Write out each line in which the string "промывное" is present.

— start of Data supplied —

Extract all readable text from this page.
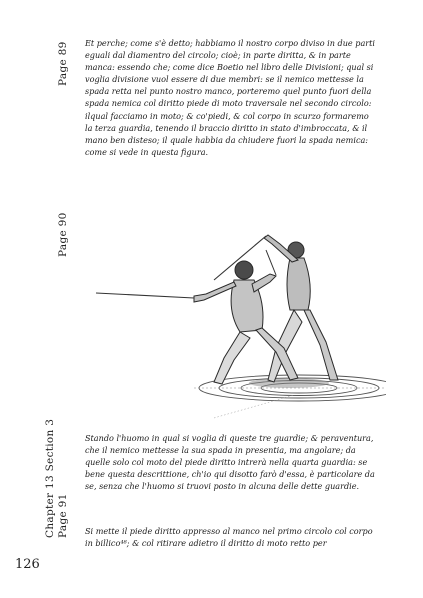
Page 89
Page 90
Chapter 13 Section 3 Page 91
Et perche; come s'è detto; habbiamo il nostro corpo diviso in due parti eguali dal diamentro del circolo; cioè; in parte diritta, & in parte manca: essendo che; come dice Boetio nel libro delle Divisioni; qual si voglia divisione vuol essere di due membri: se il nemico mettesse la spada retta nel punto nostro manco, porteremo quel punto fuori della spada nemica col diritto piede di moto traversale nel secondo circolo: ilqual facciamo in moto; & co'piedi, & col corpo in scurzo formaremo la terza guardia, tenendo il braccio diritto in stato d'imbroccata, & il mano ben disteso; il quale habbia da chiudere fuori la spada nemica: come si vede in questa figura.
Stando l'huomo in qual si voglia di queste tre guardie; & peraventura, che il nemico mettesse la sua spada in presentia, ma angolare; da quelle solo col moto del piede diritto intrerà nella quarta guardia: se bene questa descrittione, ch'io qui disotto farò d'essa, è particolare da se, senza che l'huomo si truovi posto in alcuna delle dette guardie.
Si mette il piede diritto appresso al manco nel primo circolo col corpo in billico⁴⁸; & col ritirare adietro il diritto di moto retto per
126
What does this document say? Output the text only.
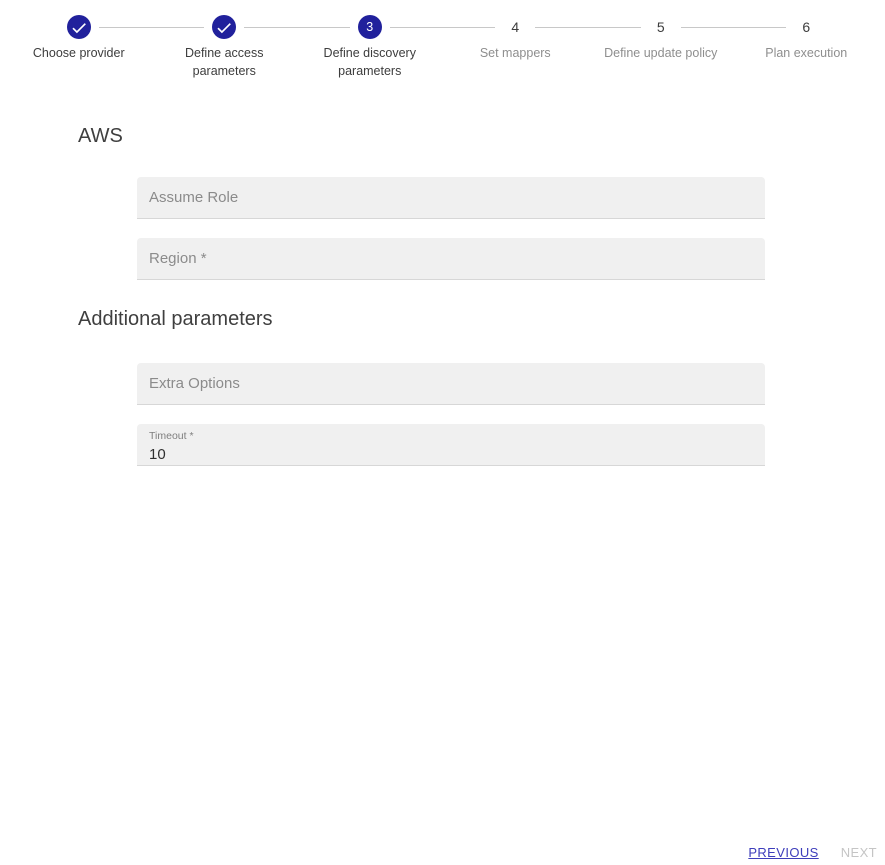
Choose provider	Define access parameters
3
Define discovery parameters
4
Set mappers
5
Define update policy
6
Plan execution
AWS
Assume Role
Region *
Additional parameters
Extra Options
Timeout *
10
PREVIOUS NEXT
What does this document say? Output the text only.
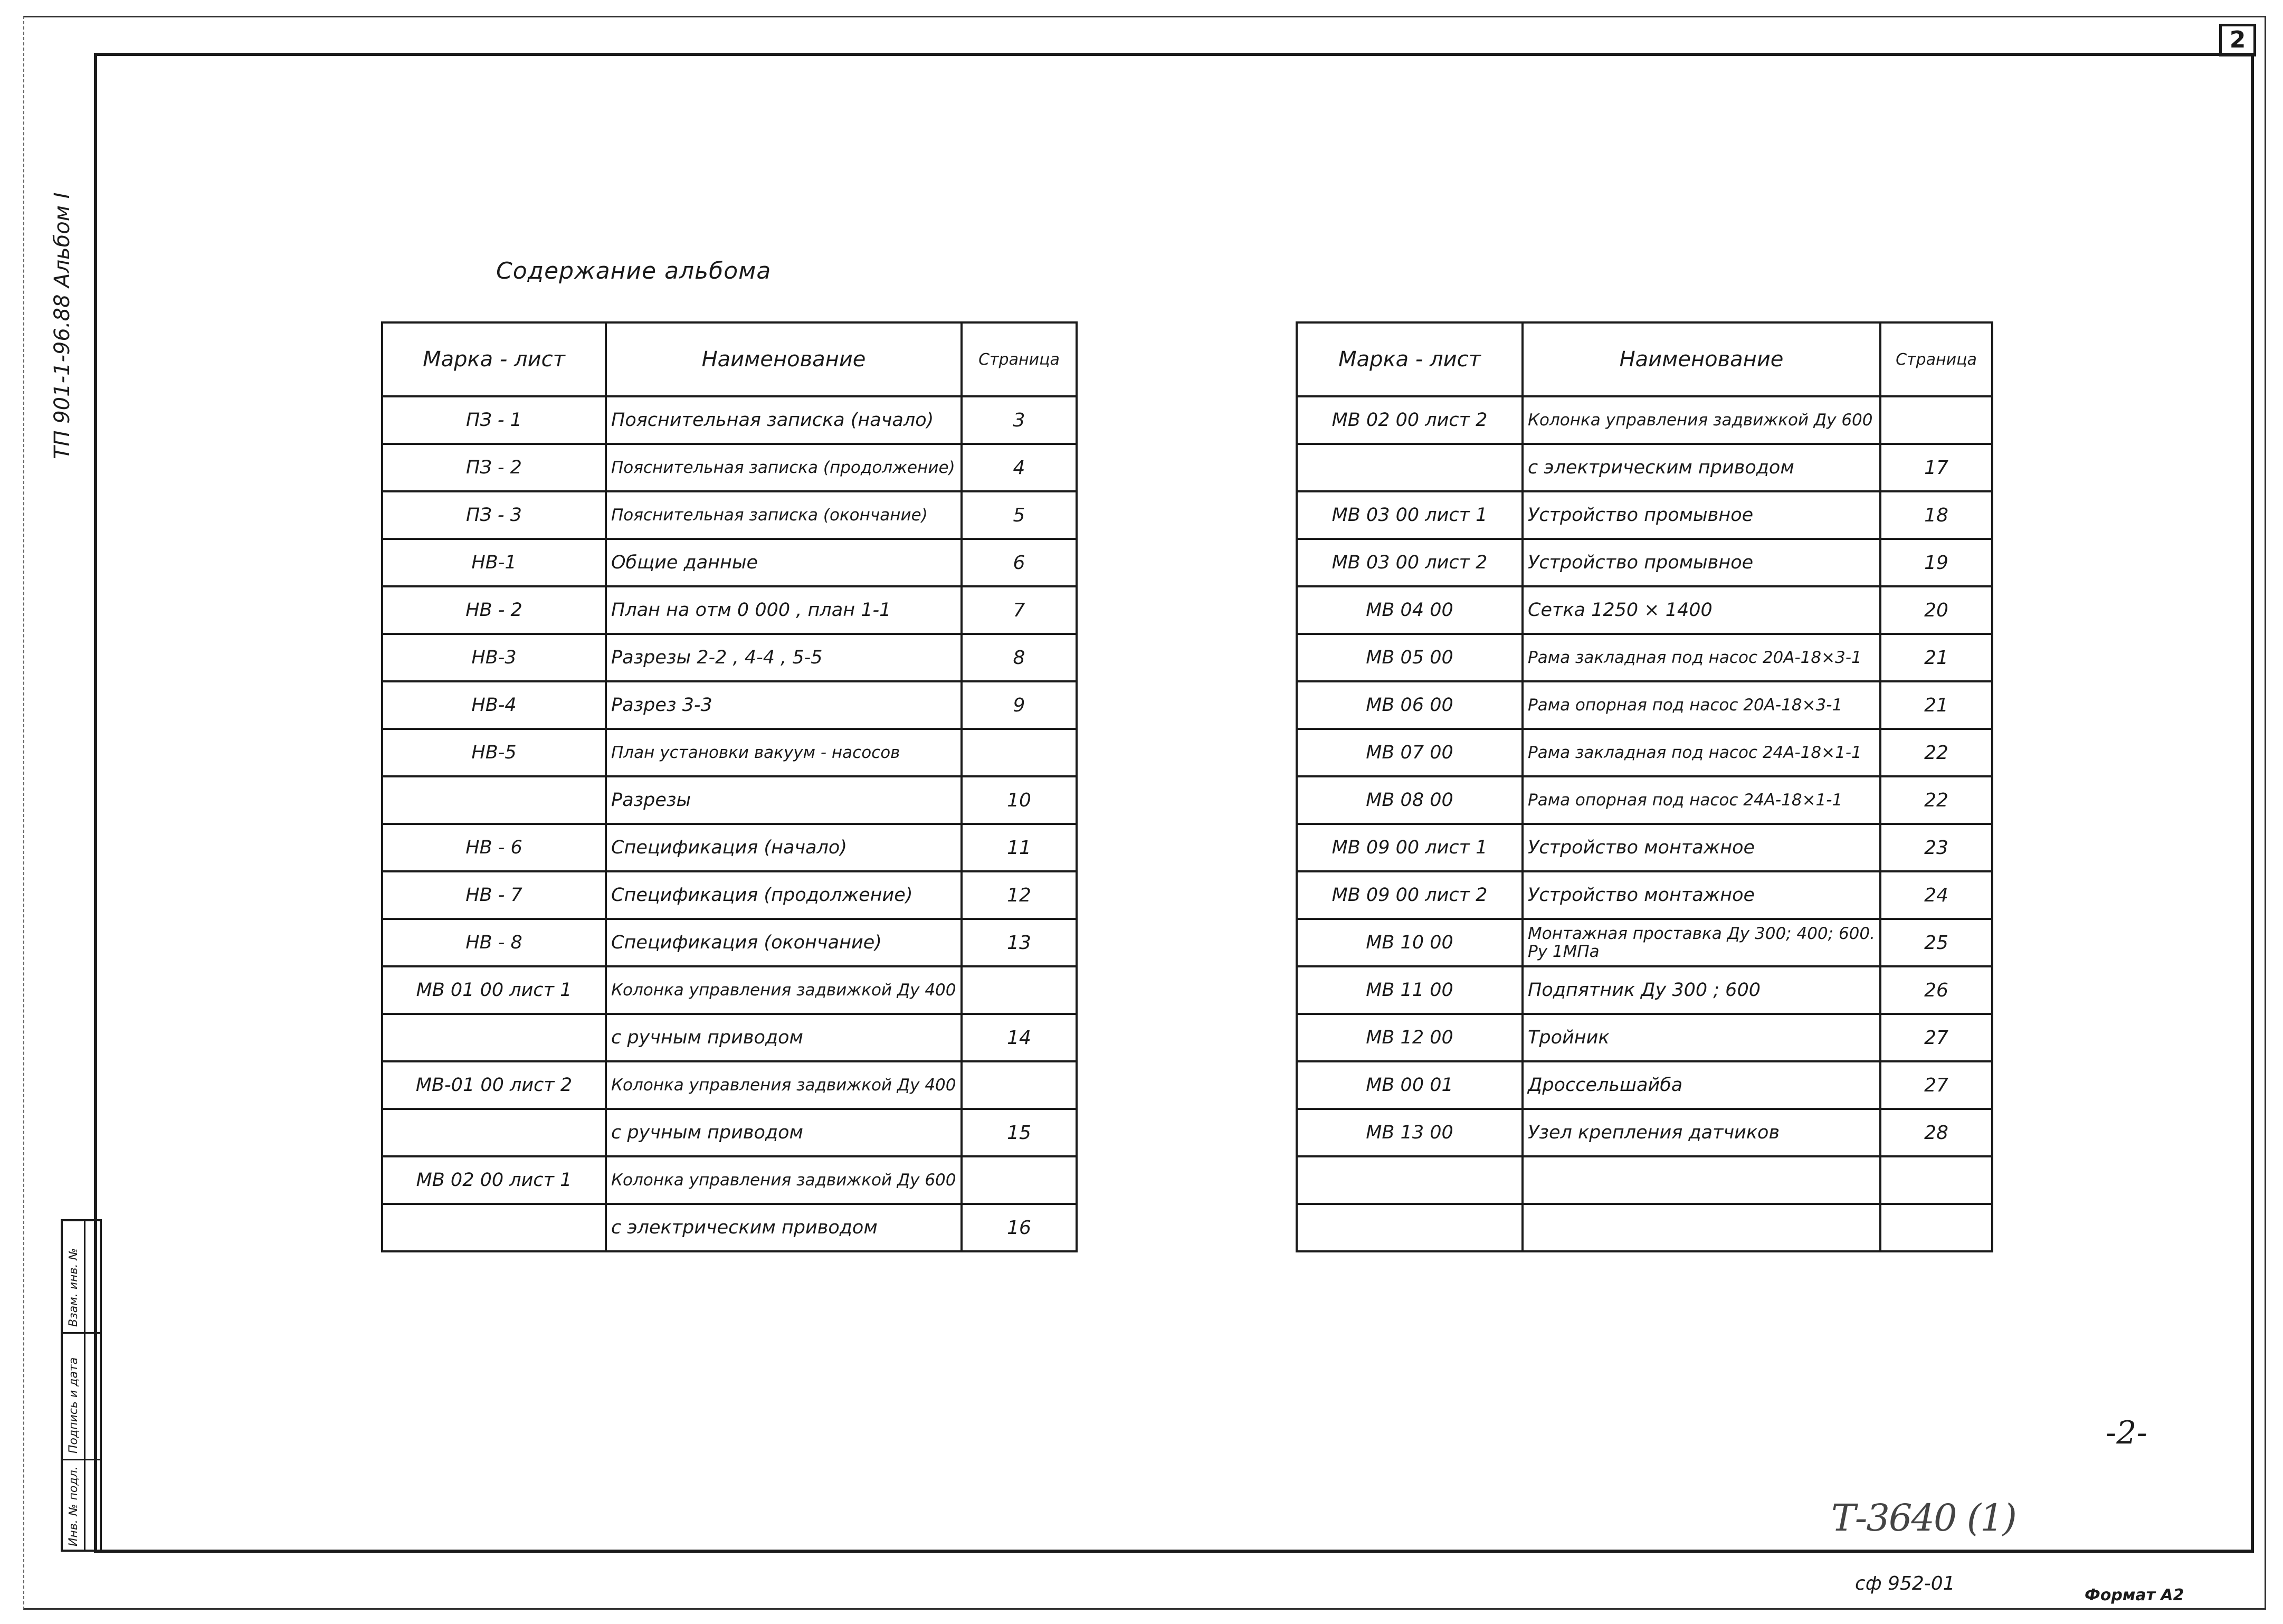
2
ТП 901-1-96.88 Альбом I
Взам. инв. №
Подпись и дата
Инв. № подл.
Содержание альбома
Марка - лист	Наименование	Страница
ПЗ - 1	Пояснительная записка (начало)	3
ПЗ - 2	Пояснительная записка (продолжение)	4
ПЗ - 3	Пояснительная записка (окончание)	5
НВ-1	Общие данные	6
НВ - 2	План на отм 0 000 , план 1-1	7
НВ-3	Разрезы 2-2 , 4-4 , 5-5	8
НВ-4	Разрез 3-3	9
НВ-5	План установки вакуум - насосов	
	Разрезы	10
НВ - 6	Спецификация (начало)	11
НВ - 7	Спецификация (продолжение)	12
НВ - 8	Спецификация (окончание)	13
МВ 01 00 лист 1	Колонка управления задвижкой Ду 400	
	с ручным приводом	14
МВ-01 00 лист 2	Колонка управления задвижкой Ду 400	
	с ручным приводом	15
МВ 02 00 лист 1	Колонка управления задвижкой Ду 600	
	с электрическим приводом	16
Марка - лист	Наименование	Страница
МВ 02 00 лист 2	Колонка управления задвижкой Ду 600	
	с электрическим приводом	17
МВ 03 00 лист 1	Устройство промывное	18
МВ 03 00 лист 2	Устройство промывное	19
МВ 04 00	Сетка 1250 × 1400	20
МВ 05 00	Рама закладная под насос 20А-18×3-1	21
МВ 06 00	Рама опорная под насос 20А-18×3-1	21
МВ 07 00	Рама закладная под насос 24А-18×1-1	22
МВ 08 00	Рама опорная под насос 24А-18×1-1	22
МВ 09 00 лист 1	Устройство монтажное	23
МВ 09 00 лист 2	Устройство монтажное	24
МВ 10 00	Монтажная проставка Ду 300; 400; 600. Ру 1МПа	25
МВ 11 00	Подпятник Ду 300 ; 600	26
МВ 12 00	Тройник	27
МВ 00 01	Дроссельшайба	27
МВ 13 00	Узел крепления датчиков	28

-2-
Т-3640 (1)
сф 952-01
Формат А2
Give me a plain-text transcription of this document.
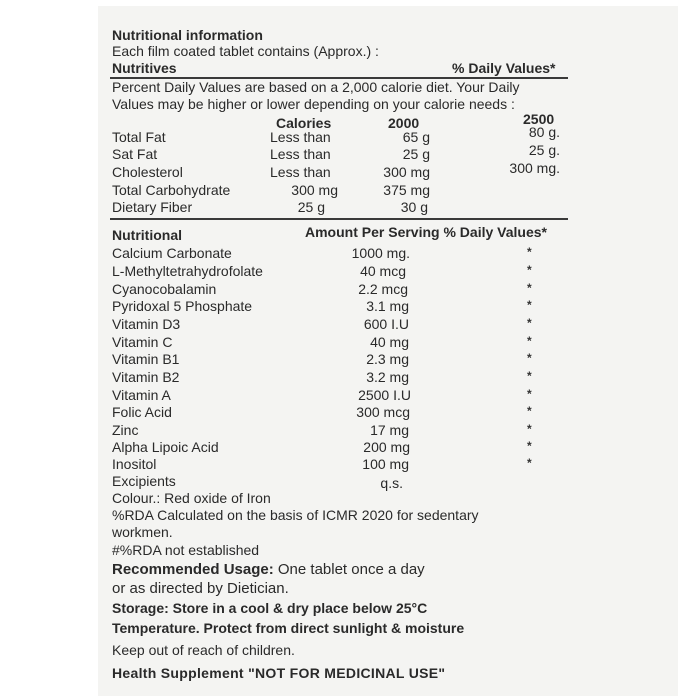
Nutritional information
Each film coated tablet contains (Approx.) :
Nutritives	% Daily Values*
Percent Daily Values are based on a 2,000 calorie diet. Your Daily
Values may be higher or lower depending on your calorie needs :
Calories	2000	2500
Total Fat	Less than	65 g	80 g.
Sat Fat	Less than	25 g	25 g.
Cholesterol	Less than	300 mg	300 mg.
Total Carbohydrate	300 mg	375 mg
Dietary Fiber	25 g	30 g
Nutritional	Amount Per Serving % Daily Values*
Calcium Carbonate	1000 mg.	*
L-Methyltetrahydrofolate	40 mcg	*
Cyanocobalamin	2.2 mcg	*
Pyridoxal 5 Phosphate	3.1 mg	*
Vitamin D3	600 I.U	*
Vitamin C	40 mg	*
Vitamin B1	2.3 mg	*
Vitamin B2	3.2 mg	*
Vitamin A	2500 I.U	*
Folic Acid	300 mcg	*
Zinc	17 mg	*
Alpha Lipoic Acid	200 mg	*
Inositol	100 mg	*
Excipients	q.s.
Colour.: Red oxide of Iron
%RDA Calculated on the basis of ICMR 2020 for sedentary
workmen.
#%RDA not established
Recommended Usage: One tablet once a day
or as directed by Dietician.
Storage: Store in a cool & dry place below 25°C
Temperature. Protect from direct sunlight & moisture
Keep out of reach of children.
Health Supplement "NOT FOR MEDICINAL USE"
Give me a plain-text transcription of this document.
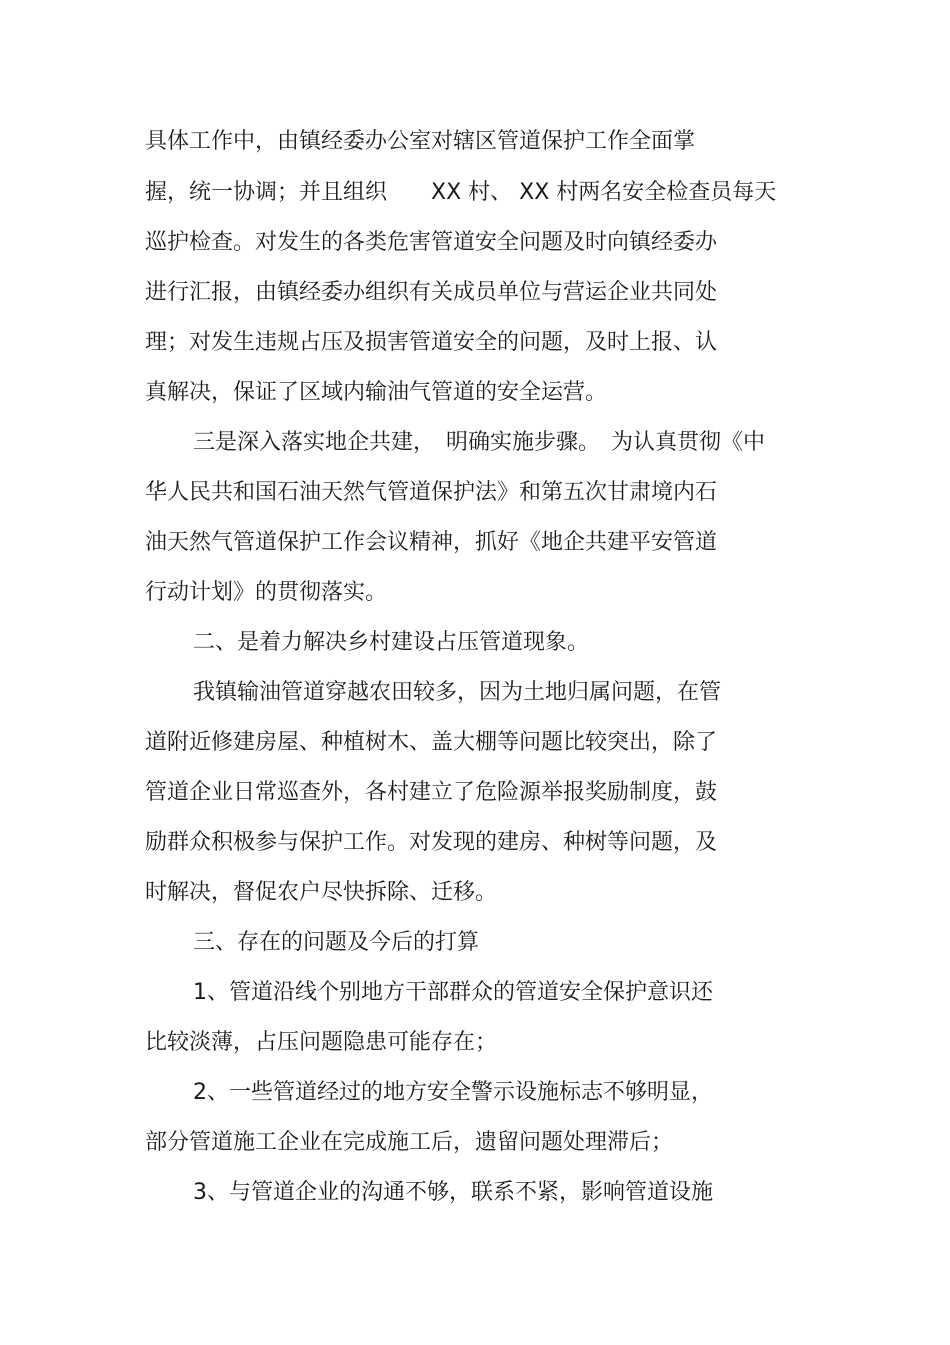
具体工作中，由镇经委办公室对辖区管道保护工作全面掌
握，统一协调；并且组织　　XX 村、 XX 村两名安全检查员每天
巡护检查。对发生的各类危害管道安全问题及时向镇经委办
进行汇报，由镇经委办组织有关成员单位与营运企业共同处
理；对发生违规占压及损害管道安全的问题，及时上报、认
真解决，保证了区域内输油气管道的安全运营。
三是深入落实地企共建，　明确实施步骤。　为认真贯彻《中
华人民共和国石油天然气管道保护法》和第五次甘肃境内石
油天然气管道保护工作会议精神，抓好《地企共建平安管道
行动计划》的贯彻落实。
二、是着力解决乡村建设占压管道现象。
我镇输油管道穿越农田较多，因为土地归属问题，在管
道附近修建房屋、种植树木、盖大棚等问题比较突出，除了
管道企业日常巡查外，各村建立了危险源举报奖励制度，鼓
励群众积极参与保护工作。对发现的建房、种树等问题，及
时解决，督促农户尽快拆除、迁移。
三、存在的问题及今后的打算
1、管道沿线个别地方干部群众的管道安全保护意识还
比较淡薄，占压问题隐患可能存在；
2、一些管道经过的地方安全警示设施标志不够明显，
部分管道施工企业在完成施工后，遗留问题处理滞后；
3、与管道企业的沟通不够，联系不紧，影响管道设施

— end of Data supplied —

# Written response
МВ 03 00 лист 1	Устройство промывное	18
МВ 03 00 лист 2	Устройство промывное	19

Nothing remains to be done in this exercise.